▶ [Directive]:
Set down the records once more, please, exactly and with the pictures left out.

(Extracted records)
>> BEGIN

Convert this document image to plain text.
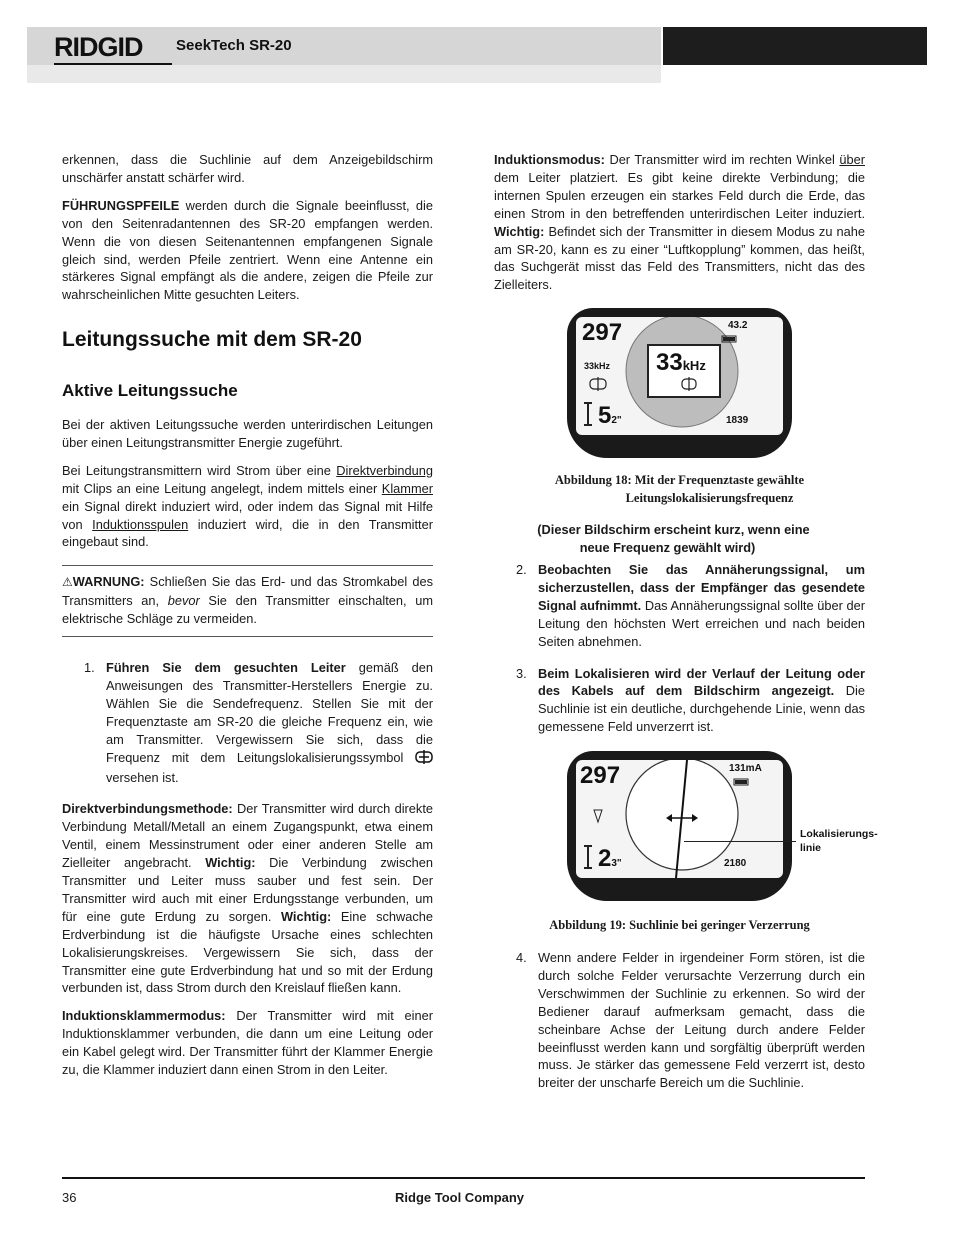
RIDGID SeekTech SR-20

erkennen, dass die Suchlinie auf dem Anzeigebildschirm unschärfer anstatt schärfer wird.

FÜHRUNGSPFEILE werden durch die Signale beeinflusst, die von den Seitenradantennen des SR-20 empfangen werden. Wenn die von diesen Seitenantennen empfangenen Signale gleich sind, werden Pfeile zentriert. Wenn eine Antenne ein stärkeres Signal empfängt als die andere, zeigen die Pfeile zur wahrscheinlichen Mitte gesuchten Leiters.

Leitungssuche mit dem SR-20
Aktive Leitungssuche

Bei der aktiven Leitungssuche werden unterirdischen Leitungen über einen Leitungstransmitter Energie zugeführt.

Bei Leitungstransmittern wird Strom über eine Direktverbindung mit Clips an eine Leitung angelegt, indem mittels einer Klammer ein Signal direkt induziert wird, oder indem das Signal mit Hilfe von Induktionsspulen induziert wird, die in den Transmitter eingebaut sind.

⚠WARNUNG: Schließen Sie das Erd- und das Stromkabel des Transmitters an, bevor Sie den Transmitter einschalten, um elektrische Schläge zu vermeiden.

1. Führen Sie dem gesuchten Leiter gemäß den Anweisungen des Transmitter-Herstellers Energie zu. Wählen Sie die Sendefrequenz. Stellen Sie mit der Frequenztaste am SR-20 die gleiche Frequenz ein, wie am Transmitter. Vergewissern Sie sich, dass die Frequenz mit dem Leitungslokalisierungssymbol  versehen ist.

Direktverbindungsmethode: Der Transmitter wird durch direkte Verbindung Metall/Metall an einem Zugangspunkt, etwa einem Ventil, einem Messinstrument oder einer anderen Stelle am Zielleiter angebracht. Wichtig: Die Verbindung zwischen Transmitter und Leiter muss sauber und fest sein. Der Transmitter wird auch mit einer Erdungsstange verbunden, um für eine gute Erdung zu sorgen. Wichtig: Eine schwache Erdverbindung ist die häufigste Ursache eines schlechten Lokalisierungskreises. Vergewissern Sie sich, dass der Transmitter eine gute Erdverbindung hat und so mit der Erdung verbunden ist, dass Strom durch den Kreislauf fließen kann.

Induktionsklammermodus: Der Transmitter wird mit einer Induktionsklammer verbunden, die dann um eine Leitung oder ein Kabel gelegt wird. Der Transmitter führt der Klammer Energie zu, die Klammer induziert dann einen Strom in den Leiter.

Induktionsmodus: Der Transmitter wird im rechten Winkel über dem Leiter platziert. Es gibt keine direkte Verbindung; die internen Spulen erzeugen ein starkes Feld durch die Erde, das einen Strom in den betreffenden unterirdischen Leiter induziert. Wichtig: Befindet sich der Transmitter in diesem Modus zu nahe am SR-20, kann es zu einer “Luftkopplung” kommen, das heißt, das Suchgerät misst das Feld des Transmitters, nicht das des Zielleiters.

297	43.2
33kHz 33kHz
52"	1839
Abbildung 18: Mit der Frequenztaste gewählte
Leitungslokalisierungsfrequenz
(Dieser Bildschirm erscheint kurz, wenn eine
neue Frequenz gewählt wird)
2. Beobachten Sie das Annäherungssignal, um sicherzustellen, dass der Empfänger das gesendete Signal aufnimmt. Das Annäherungssignal sollte über der Leitung den höchsten Wert erreichen und nach beiden Seiten abnehmen.
3. Beim Lokalisieren wird der Verlauf der Leitung oder des Kabels auf dem Bildschirm angezeigt. Die Suchlinie ist ein deutliche, durchgehende Linie, wenn das gemessene Feld unverzerrt ist.
297	131mA
23"	2180
Lokalisierungs-
linie
Abbildung 19: Suchlinie bei geringer Verzerrung
4. Wenn andere Felder in irgendeiner Form stören, ist die durch solche Felder verursachte Verzerrung durch ein Verschwimmen der Suchlinie zu erkennen. So wird der Bediener darauf aufmerksam gemacht, dass die scheinbare Achse der Leitung durch andere Felder beeinflusst werden kann und sorgfältig überprüft werden muss. Je stärker das gemessene Feld verzerrt ist, desto breiter der unscharfe Bereich um die Suchlinie.
36	Ridge Tool Company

>> END

▶ [Output]:
Convert this document image to plain text.
RIDGID SeekTech SR-20

erkennen, dass die Suchlinie auf dem Anzeigebildschirm unschärfer anstatt schärfer wird.

FÜHRUNGSPFEILE werden durch die Signale beeinflusst, die von den Seitenradantennen des SR-20 empfangen werden. Wenn die von diesen Seitenantennen empfangenen Signale gleich sind, werden Pfeile zentriert. Wenn eine Antenne ein stärkeres Signal empfängt als die andere, zeigen die Pfeile zur wahrscheinlichen Mitte gesuchten Leiters.

Leitungssuche mit dem SR-20
Aktive Leitungssuche

Bei der aktiven Leitungssuche werden unterirdischen Leitungen über einen Leitungstransmitter Energie zugeführt.

Bei Leitungstransmittern wird Strom über eine Direktverbindung mit Clips an eine Leitung angelegt, indem mittels einer Klammer ein Signal direkt induziert wird, oder indem das Signal mit Hilfe von Induktionsspulen induziert wird, die in den Transmitter eingebaut sind.

⚠WARNUNG: Schließen Sie das Erd- und das Stromkabel des Transmitters an, bevor Sie den Transmitter einschalten, um elektrische Schläge zu vermeiden.

1. Führen Sie dem gesuchten Leiter gemäß den Anweisungen des Transmitter-Herstellers Energie zu. Wählen Sie die Sendefrequenz. Stellen Sie mit der Frequenztaste am SR-20 die gleiche Frequenz ein, wie am Transmitter. Vergewissern Sie sich, dass die Frequenz mit dem Leitungslokalisierungssymbol  versehen ist.

Direktverbindungsmethode: Der Transmitter wird durch direkte Verbindung Metall/Metall an einem Zugangspunkt, etwa einem Ventil, einem Messinstrument oder einer anderen Stelle am Zielleiter angebracht. Wichtig: Die Verbindung zwischen Transmitter und Leiter muss sauber und fest sein. Der Transmitter wird auch mit einer Erdungsstange verbunden, um für eine gute Erdung zu sorgen. Wichtig: Eine schwache Erdverbindung ist die häufigste Ursache eines schlechten Lokalisierungskreises. Vergewissern Sie sich, dass der Transmitter eine gute Erdverbindung hat und so mit der Erdung verbunden ist, dass Strom durch den Kreislauf fließen kann.

Induktionsklammermodus: Der Transmitter wird mit einer Induktionsklammer verbunden, die dann um eine Leitung oder ein Kabel gelegt wird. Der Transmitter führt der Klammer Energie zu, die Klammer induziert dann einen Strom in den Leiter.

Induktionsmodus: Der Transmitter wird im rechten Winkel über dem Leiter platziert. Es gibt keine direkte Verbindung; die internen Spulen erzeugen ein starkes Feld durch die Erde, das einen Strom in den betreffenden unterirdischen Leiter induziert. Wichtig: Befindet sich der Transmitter in diesem Modus zu nahe am SR-20, kann es zu einer “Luftkopplung” kommen, das heißt, das Suchgerät misst das Feld des Transmitters, nicht das des Zielleiters.

297	43.2
33kHz 33kHz
52"	1839
Abbildung 18: Mit der Frequenztaste gewählte
Leitungslokalisierungsfrequenz
(Dieser Bildschirm erscheint kurz, wenn eine
neue Frequenz gewählt wird)
2. Beobachten Sie das Annäherungssignal, um sicherzustellen, dass der Empfänger das gesendete Signal aufnimmt. Das Annäherungssignal sollte über der Leitung den höchsten Wert erreichen und nach beiden Seiten abnehmen.
3. Beim Lokalisieren wird der Verlauf der Leitung oder des Kabels auf dem Bildschirm angezeigt. Die Suchlinie ist ein deutliche, durchgehende Linie, wenn das gemessene Feld unverzerrt ist.
297	131mA
23"	2180
Lokalisierungs-
linie
Abbildung 19: Suchlinie bei geringer Verzerrung
4. Wenn andere Felder in irgendeiner Form stören, ist die durch solche Felder verursachte Verzerrung durch ein Verschwimmen der Suchlinie zu erkennen. So wird der Bediener darauf aufmerksam gemacht, dass die scheinbare Achse der Leitung durch andere Felder beeinflusst werden kann und sorgfältig überprüft werden muss. Je stärker das gemessene Feld verzerrt ist, desto breiter der unscharfe Bereich um die Suchlinie.
36	Ridge Tool Company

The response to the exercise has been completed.